(Dataset items)
— START —

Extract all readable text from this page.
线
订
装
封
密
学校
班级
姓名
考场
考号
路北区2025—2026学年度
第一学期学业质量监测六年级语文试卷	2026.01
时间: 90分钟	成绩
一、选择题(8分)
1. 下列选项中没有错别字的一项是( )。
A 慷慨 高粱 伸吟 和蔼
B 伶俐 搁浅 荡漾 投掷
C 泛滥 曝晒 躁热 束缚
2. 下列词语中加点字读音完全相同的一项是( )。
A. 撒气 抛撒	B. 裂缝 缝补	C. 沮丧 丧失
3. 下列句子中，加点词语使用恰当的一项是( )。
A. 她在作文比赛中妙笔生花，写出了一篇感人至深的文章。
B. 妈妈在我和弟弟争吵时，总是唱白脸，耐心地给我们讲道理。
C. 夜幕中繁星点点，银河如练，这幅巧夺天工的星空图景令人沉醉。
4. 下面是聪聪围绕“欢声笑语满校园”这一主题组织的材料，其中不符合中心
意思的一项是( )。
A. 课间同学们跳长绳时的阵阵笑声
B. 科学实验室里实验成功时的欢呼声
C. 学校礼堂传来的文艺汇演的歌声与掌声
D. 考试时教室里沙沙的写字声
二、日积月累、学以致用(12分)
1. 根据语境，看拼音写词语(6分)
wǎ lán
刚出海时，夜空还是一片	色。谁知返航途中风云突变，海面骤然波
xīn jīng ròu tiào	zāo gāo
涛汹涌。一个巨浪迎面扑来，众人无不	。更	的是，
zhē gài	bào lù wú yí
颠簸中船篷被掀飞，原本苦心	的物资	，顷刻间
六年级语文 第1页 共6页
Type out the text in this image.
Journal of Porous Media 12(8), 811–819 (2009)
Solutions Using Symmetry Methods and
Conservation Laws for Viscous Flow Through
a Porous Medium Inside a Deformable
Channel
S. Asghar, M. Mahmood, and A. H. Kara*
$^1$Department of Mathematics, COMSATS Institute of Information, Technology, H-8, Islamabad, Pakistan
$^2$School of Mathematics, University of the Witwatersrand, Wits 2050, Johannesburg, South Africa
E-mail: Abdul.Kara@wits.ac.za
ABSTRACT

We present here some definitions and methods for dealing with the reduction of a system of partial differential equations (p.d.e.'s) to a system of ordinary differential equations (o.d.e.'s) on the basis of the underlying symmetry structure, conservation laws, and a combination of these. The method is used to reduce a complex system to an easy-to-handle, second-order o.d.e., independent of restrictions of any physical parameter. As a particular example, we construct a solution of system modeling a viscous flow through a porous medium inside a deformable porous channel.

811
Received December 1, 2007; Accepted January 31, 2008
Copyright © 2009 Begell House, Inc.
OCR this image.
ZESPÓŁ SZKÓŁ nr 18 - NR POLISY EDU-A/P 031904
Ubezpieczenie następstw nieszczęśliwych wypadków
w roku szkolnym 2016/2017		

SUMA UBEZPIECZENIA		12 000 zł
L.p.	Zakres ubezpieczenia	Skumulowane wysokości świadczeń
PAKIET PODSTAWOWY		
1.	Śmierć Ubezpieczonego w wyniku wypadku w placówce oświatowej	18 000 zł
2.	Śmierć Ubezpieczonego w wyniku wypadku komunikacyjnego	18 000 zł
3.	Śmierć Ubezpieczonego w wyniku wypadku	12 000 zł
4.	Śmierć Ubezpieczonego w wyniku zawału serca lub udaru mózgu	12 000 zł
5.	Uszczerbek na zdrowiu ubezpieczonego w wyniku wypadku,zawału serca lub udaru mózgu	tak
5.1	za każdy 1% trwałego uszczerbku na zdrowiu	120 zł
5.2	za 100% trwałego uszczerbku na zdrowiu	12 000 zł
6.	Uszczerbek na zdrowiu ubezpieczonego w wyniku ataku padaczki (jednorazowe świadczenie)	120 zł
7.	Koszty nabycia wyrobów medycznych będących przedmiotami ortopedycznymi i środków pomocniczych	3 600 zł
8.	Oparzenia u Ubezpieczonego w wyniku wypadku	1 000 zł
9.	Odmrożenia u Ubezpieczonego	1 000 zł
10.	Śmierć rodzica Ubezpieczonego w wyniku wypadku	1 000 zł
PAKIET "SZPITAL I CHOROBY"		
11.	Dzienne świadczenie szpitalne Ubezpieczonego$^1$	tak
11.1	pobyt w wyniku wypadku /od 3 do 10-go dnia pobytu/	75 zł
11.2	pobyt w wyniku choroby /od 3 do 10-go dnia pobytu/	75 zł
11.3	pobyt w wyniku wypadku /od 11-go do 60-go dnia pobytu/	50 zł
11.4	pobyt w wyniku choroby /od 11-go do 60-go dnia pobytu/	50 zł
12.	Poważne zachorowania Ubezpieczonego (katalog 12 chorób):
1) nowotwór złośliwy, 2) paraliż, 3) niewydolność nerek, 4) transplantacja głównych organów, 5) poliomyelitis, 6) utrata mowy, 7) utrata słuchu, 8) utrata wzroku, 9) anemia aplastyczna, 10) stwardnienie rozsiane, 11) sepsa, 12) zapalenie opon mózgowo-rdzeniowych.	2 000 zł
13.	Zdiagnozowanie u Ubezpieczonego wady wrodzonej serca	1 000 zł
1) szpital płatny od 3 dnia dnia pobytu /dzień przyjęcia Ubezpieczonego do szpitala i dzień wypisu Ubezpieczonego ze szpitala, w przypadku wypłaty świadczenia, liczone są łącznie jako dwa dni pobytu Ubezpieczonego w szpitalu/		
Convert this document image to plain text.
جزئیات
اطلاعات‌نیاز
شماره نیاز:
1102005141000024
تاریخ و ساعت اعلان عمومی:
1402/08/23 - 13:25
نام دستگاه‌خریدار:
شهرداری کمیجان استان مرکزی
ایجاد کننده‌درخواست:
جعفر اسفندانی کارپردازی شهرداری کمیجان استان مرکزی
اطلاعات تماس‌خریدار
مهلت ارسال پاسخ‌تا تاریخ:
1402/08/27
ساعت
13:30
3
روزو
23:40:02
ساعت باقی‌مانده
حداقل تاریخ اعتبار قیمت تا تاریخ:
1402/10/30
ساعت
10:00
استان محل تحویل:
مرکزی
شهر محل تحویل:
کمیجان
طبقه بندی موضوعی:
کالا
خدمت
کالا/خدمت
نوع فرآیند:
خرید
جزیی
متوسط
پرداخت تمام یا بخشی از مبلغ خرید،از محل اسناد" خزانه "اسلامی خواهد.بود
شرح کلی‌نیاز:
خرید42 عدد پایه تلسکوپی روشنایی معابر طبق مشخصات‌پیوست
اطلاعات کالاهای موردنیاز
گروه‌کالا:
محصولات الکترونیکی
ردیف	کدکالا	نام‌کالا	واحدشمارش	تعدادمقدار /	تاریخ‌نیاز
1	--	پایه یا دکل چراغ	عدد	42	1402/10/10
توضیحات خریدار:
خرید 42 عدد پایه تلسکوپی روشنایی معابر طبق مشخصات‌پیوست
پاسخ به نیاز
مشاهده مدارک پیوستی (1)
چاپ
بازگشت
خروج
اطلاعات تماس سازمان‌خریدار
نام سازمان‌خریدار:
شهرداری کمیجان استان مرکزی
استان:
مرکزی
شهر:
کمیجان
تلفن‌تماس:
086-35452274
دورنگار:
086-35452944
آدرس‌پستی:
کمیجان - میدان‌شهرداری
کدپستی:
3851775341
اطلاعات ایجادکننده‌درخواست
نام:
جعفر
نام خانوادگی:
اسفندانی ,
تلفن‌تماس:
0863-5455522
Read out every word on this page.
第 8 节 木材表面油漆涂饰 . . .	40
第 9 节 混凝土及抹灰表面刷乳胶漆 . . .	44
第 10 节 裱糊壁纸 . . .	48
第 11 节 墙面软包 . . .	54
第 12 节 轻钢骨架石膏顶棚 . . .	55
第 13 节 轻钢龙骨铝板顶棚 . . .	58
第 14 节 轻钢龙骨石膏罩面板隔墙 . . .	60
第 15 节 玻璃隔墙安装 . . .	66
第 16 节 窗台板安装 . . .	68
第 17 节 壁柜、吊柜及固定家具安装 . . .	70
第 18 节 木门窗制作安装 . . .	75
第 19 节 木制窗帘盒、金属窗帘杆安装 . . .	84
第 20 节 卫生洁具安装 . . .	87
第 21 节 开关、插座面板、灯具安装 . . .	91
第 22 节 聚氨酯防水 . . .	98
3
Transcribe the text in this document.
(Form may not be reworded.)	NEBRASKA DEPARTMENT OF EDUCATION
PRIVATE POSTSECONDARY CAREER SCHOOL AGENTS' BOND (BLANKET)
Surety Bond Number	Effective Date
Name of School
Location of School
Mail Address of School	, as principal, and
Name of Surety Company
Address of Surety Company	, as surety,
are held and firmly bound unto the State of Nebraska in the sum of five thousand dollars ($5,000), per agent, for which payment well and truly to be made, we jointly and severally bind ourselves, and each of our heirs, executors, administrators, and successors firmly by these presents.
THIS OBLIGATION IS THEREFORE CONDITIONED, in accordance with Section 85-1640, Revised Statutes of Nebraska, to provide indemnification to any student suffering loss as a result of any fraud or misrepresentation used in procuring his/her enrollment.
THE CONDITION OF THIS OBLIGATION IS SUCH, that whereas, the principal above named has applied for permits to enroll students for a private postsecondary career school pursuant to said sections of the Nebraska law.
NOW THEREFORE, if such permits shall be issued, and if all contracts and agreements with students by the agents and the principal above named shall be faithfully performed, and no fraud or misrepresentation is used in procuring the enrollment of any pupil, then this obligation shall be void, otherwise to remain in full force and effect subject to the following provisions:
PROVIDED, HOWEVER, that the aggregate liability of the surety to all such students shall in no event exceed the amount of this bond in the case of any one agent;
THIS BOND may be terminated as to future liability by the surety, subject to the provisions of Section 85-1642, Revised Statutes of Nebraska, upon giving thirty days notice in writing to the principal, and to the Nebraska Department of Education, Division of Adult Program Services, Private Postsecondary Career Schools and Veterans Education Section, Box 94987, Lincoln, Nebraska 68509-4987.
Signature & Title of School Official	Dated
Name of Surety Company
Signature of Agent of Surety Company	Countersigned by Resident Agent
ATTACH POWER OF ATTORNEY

— END —

Pull out every line holding "image" from the records above, and copy it.

Type out the text in this image.
OCR this image.
Convert this document image to plain text.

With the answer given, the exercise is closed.